- Set exercise -
Output each line of the material exactly as it stands.

- Dataset records -

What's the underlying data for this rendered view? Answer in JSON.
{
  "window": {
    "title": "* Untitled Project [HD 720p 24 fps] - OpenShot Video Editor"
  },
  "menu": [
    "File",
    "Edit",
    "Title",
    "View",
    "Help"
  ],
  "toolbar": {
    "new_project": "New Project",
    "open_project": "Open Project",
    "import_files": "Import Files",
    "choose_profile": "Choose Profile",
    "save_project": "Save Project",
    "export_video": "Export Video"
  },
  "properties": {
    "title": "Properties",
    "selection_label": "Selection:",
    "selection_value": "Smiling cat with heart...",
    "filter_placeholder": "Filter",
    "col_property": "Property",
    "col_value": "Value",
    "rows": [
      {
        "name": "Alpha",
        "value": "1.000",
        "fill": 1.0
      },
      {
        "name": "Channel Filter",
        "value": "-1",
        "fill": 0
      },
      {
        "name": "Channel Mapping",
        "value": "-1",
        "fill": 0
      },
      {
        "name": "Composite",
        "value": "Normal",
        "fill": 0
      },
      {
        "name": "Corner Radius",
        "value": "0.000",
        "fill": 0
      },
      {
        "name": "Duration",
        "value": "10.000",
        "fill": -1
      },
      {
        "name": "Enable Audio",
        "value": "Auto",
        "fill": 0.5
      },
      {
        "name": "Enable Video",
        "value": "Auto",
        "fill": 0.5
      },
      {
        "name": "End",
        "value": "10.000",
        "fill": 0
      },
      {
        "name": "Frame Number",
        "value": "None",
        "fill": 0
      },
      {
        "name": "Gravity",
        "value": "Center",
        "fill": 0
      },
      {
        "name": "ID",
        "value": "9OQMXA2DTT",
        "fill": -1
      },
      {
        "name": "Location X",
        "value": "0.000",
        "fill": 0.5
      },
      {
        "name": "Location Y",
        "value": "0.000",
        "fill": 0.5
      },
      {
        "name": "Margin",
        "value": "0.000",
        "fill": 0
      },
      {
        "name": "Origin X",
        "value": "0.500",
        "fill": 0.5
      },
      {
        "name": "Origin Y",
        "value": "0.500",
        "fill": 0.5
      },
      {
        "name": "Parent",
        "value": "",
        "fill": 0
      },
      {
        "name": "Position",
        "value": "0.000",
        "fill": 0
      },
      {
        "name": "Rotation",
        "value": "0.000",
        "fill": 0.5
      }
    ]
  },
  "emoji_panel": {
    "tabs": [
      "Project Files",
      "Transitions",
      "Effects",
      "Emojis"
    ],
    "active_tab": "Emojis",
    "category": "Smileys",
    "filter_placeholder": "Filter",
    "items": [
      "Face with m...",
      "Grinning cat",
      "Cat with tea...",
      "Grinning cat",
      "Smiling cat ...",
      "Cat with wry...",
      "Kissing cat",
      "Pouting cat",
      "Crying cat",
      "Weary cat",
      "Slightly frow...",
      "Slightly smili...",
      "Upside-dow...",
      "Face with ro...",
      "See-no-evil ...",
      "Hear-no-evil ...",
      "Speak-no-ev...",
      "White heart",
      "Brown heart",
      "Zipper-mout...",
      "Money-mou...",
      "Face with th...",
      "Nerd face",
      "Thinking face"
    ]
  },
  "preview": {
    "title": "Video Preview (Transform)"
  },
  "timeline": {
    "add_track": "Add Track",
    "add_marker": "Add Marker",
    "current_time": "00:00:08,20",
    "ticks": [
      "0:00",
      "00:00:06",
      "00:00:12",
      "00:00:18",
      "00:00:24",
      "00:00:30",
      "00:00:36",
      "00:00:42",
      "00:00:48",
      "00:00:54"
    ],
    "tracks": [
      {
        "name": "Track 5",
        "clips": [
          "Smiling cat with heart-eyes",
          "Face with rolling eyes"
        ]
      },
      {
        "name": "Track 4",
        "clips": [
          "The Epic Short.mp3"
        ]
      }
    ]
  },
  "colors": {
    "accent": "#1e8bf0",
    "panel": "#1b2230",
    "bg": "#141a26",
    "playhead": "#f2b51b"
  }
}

- Task result -
What's the underlying data for this rendered view? Answer in JSON.
{
  "window": {
    "title": "* Untitled Project [HD 720p 24 fps] - OpenShot Video Editor"
  },
  "menu": [
    "File",
    "Edit",
    "Title",
    "View",
    "Help"
  ],
  "toolbar": {
    "new_project": "New Project",
    "open_project": "Open Project",
    "import_files": "Import Files",
    "choose_profile": "Choose Profile",
    "save_project": "Save Project",
    "export_video": "Export Video"
  },
  "properties": {
    "title": "Properties",
    "selection_label": "Selection:",
    "selection_value": "Smiling cat with heart...",
    "filter_placeholder": "Filter",
    "col_property": "Property",
    "col_value": "Value",
    "rows": [
      {
        "name": "Alpha",
        "value": "1.000",
        "fill": 1.0
      },
      {
        "name": "Channel Filter",
        "value": "-1",
        "fill": 0
      },
      {
        "name": "Channel Mapping",
        "value": "-1",
        "fill": 0
      },
      {
        "name": "Composite",
        "value": "Normal",
        "fill": 0
      },
      {
        "name": "Corner Radius",
        "value": "0.000",
        "fill": 0
      },
      {
        "name": "Duration",
        "value": "10.000",
        "fill": -1
      },
      {
        "name": "Enable Audio",
        "value": "Auto",
        "fill": 0.5
      },
      {
        "name": "Enable Video",
        "value": "Auto",
        "fill": 0.5
      },
      {
        "name": "End",
        "value": "10.000",
        "fill": 0
      },
      {
        "name": "Frame Number",
        "value": "None",
        "fill": 0
      },
      {
        "name": "Gravity",
        "value": "Center",
        "fill": 0
      },
      {
        "name": "ID",
        "value": "9OQMXA2DTT",
        "fill": -1
      },
      {
        "name": "Location X",
        "value": "0.000",
        "fill": 0.5
      },
      {
        "name": "Location Y",
        "value": "0.000",
        "fill": 0.5
      },
      {
        "name": "Margin",
        "value": "0.000",
        "fill": 0
      },
      {
        "name": "Origin X",
        "value": "0.500",
        "fill": 0.5
      },
      {
        "name": "Origin Y",
        "value": "0.500",
        "fill": 0.5
      },
      {
        "name": "Parent",
        "value": "",
        "fill": 0
      },
      {
        "name": "Position",
        "value": "0.000",
        "fill": 0
      },
      {
        "name": "Rotation",
        "value": "0.000",
        "fill": 0.5
      }
    ]
  },
  "emoji_panel": {
    "tabs": [
      "Project Files",
      "Transitions",
      "Effects",
      "Emojis"
    ],
    "active_tab": "Emojis",
    "category": "Smileys",
    "filter_placeholder": "Filter",
    "items": [
      "Face with m...",
      "Grinning cat",
      "Cat with tea...",
      "Grinning cat",
      "Smiling cat ...",
      "Cat with wry...",
      "Kissing cat",
      "Pouting cat",
      "Crying cat",
      "Weary cat",
      "Slightly frow...",
      "Slightly smili...",
      "Upside-dow...",
      "Face with ro...",
      "See-no-evil ...",
      "Hear-no-evil ...",
      "Speak-no-ev...",
      "White heart",
      "Brown heart",
      "Zipper-mout...",
      "Money-mou...",
      "Face with th...",
      "Nerd face",
      "Thinking face"
    ]
  },
  "preview": {
    "title": "Video Preview (Transform)"
  },
  "timeline": {
    "add_track": "Add Track",
    "add_marker": "Add Marker",
    "current_time": "00:00:08,20",
    "ticks": [
      "0:00",
      "00:00:06",
      "00:00:12",
      "00:00:18",
      "00:00:24",
      "00:00:30",
      "00:00:36",
      "00:00:42",
      "00:00:48",
      "00:00:54"
    ],
    "tracks": [
      {
        "name": "Track 5",
        "clips": [
          "Smiling cat with heart-eyes",
          "Face with rolling eyes"
        ]
      },
      {
        "name": "Track 4",
        "clips": [
          "The Epic Short.mp3"
        ]
      }
    ]
  },
  "colors": {
    "accent": "#1e8bf0",
    "panel": "#1b2230",
    "bg": "#141a26",
    "playhead": "#f2b51b"
  }
}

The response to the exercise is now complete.